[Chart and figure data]
* * * * *

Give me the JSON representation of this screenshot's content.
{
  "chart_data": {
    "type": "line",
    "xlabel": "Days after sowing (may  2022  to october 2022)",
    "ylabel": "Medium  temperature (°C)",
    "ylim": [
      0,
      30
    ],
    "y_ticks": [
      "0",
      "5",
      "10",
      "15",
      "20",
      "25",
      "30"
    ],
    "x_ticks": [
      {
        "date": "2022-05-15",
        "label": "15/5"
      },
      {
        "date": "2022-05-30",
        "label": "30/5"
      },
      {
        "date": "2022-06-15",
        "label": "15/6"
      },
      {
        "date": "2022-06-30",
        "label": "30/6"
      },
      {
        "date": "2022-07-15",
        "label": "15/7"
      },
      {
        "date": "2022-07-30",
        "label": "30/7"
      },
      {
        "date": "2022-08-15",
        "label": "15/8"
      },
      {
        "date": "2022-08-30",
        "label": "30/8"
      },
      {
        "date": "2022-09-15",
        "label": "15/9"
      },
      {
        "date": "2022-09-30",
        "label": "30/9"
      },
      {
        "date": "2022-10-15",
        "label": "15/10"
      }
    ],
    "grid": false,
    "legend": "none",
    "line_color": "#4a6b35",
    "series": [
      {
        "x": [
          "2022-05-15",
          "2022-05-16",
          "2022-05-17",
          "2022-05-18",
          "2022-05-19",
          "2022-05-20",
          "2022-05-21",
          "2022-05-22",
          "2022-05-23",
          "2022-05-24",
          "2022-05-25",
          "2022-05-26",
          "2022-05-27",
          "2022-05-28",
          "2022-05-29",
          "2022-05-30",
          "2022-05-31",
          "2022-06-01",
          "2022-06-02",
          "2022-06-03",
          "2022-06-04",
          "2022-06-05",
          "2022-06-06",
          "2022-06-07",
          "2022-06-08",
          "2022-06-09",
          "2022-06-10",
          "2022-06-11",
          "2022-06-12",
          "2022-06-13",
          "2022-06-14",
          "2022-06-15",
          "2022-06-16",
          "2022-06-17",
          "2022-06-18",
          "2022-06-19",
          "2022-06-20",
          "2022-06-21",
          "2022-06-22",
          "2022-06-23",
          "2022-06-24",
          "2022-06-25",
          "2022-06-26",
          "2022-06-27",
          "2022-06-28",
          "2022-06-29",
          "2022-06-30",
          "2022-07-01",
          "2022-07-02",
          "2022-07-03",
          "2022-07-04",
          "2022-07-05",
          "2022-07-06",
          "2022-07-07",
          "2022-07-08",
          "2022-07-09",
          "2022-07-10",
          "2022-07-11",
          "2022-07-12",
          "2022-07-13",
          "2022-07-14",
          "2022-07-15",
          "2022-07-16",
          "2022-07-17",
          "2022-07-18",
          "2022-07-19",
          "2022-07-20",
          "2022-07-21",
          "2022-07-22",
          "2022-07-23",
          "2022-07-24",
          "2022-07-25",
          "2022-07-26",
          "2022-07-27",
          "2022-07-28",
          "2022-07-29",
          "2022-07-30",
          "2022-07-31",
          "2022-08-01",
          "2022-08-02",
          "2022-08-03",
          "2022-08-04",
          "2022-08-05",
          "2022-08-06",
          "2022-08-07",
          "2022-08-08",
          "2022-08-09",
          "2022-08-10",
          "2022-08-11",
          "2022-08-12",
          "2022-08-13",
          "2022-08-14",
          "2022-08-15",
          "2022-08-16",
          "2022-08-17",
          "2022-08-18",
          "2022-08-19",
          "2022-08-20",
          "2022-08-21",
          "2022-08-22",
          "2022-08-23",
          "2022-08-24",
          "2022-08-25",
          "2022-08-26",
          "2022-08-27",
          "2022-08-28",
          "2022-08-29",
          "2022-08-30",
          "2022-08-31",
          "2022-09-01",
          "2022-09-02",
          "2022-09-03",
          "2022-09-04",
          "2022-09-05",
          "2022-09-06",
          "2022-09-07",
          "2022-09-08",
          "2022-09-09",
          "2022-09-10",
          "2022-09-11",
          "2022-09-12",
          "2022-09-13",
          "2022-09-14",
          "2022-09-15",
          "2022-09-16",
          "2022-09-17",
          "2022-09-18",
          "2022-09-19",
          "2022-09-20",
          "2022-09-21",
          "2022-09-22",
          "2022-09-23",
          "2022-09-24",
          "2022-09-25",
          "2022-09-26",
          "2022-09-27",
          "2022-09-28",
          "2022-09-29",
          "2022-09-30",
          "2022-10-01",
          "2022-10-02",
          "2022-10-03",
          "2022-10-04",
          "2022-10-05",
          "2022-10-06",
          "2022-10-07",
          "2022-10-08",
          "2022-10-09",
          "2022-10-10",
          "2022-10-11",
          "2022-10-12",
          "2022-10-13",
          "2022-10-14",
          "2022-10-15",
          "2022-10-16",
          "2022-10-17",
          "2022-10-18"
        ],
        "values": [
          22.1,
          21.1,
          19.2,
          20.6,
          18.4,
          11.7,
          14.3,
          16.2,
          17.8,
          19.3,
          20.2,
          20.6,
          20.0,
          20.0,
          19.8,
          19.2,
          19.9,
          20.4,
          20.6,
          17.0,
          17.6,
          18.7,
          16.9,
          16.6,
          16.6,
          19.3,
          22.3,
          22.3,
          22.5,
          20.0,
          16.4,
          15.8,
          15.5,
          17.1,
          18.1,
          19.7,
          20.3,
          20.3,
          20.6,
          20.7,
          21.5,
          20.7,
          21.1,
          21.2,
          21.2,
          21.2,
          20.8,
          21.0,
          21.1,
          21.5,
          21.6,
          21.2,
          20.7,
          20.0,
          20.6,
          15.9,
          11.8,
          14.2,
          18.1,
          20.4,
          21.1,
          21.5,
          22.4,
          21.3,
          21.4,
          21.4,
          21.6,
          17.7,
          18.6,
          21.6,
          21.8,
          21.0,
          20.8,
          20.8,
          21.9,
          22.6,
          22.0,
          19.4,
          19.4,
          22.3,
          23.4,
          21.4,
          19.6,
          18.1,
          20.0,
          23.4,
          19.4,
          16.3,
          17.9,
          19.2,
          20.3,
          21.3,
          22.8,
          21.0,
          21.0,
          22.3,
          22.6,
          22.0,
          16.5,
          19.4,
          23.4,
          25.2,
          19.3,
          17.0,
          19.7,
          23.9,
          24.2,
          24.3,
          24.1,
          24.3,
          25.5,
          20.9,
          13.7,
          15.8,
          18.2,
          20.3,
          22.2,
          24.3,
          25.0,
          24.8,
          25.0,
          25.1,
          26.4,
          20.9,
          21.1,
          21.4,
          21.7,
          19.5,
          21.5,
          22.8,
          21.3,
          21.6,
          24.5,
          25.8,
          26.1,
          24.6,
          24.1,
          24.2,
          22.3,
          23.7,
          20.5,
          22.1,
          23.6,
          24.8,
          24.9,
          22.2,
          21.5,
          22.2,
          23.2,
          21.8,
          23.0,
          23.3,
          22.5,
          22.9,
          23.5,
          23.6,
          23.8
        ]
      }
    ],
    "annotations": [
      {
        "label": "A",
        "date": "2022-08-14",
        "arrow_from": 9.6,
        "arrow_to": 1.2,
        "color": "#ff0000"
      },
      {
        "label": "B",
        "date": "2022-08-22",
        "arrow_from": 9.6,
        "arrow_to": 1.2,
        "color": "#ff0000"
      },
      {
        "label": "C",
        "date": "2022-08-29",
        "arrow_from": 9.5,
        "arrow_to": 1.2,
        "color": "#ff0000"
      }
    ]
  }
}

* * * * *

## Do this
Repeat every entry word for word.

## Written solution
Give me the JSON representation of this screenshot's content.
{
  "chart_data": {
    "type": "line",
    "xlabel": "Days after sowing (may  2022  to october 2022)",
    "ylabel": "Medium  temperature (°C)",
    "ylim": [
      0,
      30
    ],
    "y_ticks": [
      "0",
      "5",
      "10",
      "15",
      "20",
      "25",
      "30"
    ],
    "x_ticks": [
      {
        "date": "2022-05-15",
        "label": "15/5"
      },
      {
        "date": "2022-05-30",
        "label": "30/5"
      },
      {
        "date": "2022-06-15",
        "label": "15/6"
      },
      {
        "date": "2022-06-30",
        "label": "30/6"
      },
      {
        "date": "2022-07-15",
        "label": "15/7"
      },
      {
        "date": "2022-07-30",
        "label": "30/7"
      },
      {
        "date": "2022-08-15",
        "label": "15/8"
      },
      {
        "date": "2022-08-30",
        "label": "30/8"
      },
      {
        "date": "2022-09-15",
        "label": "15/9"
      },
      {
        "date": "2022-09-30",
        "label": "30/9"
      },
      {
        "date": "2022-10-15",
        "label": "15/10"
      }
    ],
    "grid": false,
    "legend": "none",
    "line_color": "#4a6b35",
    "series": [
      {
        "x": [
          "2022-05-15",
          "2022-05-16",
          "2022-05-17",
          "2022-05-18",
          "2022-05-19",
          "2022-05-20",
          "2022-05-21",
          "2022-05-22",
          "2022-05-23",
          "2022-05-24",
          "2022-05-25",
          "2022-05-26",
          "2022-05-27",
          "2022-05-28",
          "2022-05-29",
          "2022-05-30",
          "2022-05-31",
          "2022-06-01",
          "2022-06-02",
          "2022-06-03",
          "2022-06-04",
          "2022-06-05",
          "2022-06-06",
          "2022-06-07",
          "2022-06-08",
          "2022-06-09",
          "2022-06-10",
          "2022-06-11",
          "2022-06-12",
          "2022-06-13",
          "2022-06-14",
          "2022-06-15",
          "2022-06-16",
          "2022-06-17",
          "2022-06-18",
          "2022-06-19",
          "2022-06-20",
          "2022-06-21",
          "2022-06-22",
          "2022-06-23",
          "2022-06-24",
          "2022-06-25",
          "2022-06-26",
          "2022-06-27",
          "2022-06-28",
          "2022-06-29",
          "2022-06-30",
          "2022-07-01",
          "2022-07-02",
          "2022-07-03",
          "2022-07-04",
          "2022-07-05",
          "2022-07-06",
          "2022-07-07",
          "2022-07-08",
          "2022-07-09",
          "2022-07-10",
          "2022-07-11",
          "2022-07-12",
          "2022-07-13",
          "2022-07-14",
          "2022-07-15",
          "2022-07-16",
          "2022-07-17",
          "2022-07-18",
          "2022-07-19",
          "2022-07-20",
          "2022-07-21",
          "2022-07-22",
          "2022-07-23",
          "2022-07-24",
          "2022-07-25",
          "2022-07-26",
          "2022-07-27",
          "2022-07-28",
          "2022-07-29",
          "2022-07-30",
          "2022-07-31",
          "2022-08-01",
          "2022-08-02",
          "2022-08-03",
          "2022-08-04",
          "2022-08-05",
          "2022-08-06",
          "2022-08-07",
          "2022-08-08",
          "2022-08-09",
          "2022-08-10",
          "2022-08-11",
          "2022-08-12",
          "2022-08-13",
          "2022-08-14",
          "2022-08-15",
          "2022-08-16",
          "2022-08-17",
          "2022-08-18",
          "2022-08-19",
          "2022-08-20",
          "2022-08-21",
          "2022-08-22",
          "2022-08-23",
          "2022-08-24",
          "2022-08-25",
          "2022-08-26",
          "2022-08-27",
          "2022-08-28",
          "2022-08-29",
          "2022-08-30",
          "2022-08-31",
          "2022-09-01",
          "2022-09-02",
          "2022-09-03",
          "2022-09-04",
          "2022-09-05",
          "2022-09-06",
          "2022-09-07",
          "2022-09-08",
          "2022-09-09",
          "2022-09-10",
          "2022-09-11",
          "2022-09-12",
          "2022-09-13",
          "2022-09-14",
          "2022-09-15",
          "2022-09-16",
          "2022-09-17",
          "2022-09-18",
          "2022-09-19",
          "2022-09-20",
          "2022-09-21",
          "2022-09-22",
          "2022-09-23",
          "2022-09-24",
          "2022-09-25",
          "2022-09-26",
          "2022-09-27",
          "2022-09-28",
          "2022-09-29",
          "2022-09-30",
          "2022-10-01",
          "2022-10-02",
          "2022-10-03",
          "2022-10-04",
          "2022-10-05",
          "2022-10-06",
          "2022-10-07",
          "2022-10-08",
          "2022-10-09",
          "2022-10-10",
          "2022-10-11",
          "2022-10-12",
          "2022-10-13",
          "2022-10-14",
          "2022-10-15",
          "2022-10-16",
          "2022-10-17",
          "2022-10-18"
        ],
        "values": [
          22.1,
          21.1,
          19.2,
          20.6,
          18.4,
          11.7,
          14.3,
          16.2,
          17.8,
          19.3,
          20.2,
          20.6,
          20.0,
          20.0,
          19.8,
          19.2,
          19.9,
          20.4,
          20.6,
          17.0,
          17.6,
          18.7,
          16.9,
          16.6,
          16.6,
          19.3,
          22.3,
          22.3,
          22.5,
          20.0,
          16.4,
          15.8,
          15.5,
          17.1,
          18.1,
          19.7,
          20.3,
          20.3,
          20.6,
          20.7,
          21.5,
          20.7,
          21.1,
          21.2,
          21.2,
          21.2,
          20.8,
          21.0,
          21.1,
          21.5,
          21.6,
          21.2,
          20.7,
          20.0,
          20.6,
          15.9,
          11.8,
          14.2,
          18.1,
          20.4,
          21.1,
          21.5,
          22.4,
          21.3,
          21.4,
          21.4,
          21.6,
          17.7,
          18.6,
          21.6,
          21.8,
          21.0,
          20.8,
          20.8,
          21.9,
          22.6,
          22.0,
          19.4,
          19.4,
          22.3,
          23.4,
          21.4,
          19.6,
          18.1,
          20.0,
          23.4,
          19.4,
          16.3,
          17.9,
          19.2,
          20.3,
          21.3,
          22.8,
          21.0,
          21.0,
          22.3,
          22.6,
          22.0,
          16.5,
          19.4,
          23.4,
          25.2,
          19.3,
          17.0,
          19.7,
          23.9,
          24.2,
          24.3,
          24.1,
          24.3,
          25.5,
          20.9,
          13.7,
          15.8,
          18.2,
          20.3,
          22.2,
          24.3,
          25.0,
          24.8,
          25.0,
          25.1,
          26.4,
          20.9,
          21.1,
          21.4,
          21.7,
          19.5,
          21.5,
          22.8,
          21.3,
          21.6,
          24.5,
          25.8,
          26.1,
          24.6,
          24.1,
          24.2,
          22.3,
          23.7,
          20.5,
          22.1,
          23.6,
          24.8,
          24.9,
          22.2,
          21.5,
          22.2,
          23.2,
          21.8,
          23.0,
          23.3,
          22.5,
          22.9,
          23.5,
          23.6,
          23.8
        ]
      }
    ],
    "annotations": [
      {
        "label": "A",
        "date": "2022-08-14",
        "arrow_from": 9.6,
        "arrow_to": 1.2,
        "color": "#ff0000"
      },
      {
        "label": "B",
        "date": "2022-08-22",
        "arrow_from": 9.6,
        "arrow_to": 1.2,
        "color": "#ff0000"
      },
      {
        "label": "C",
        "date": "2022-08-29",
        "arrow_from": 9.5,
        "arrow_to": 1.2,
        "color": "#ff0000"
      }
    ]
  }
}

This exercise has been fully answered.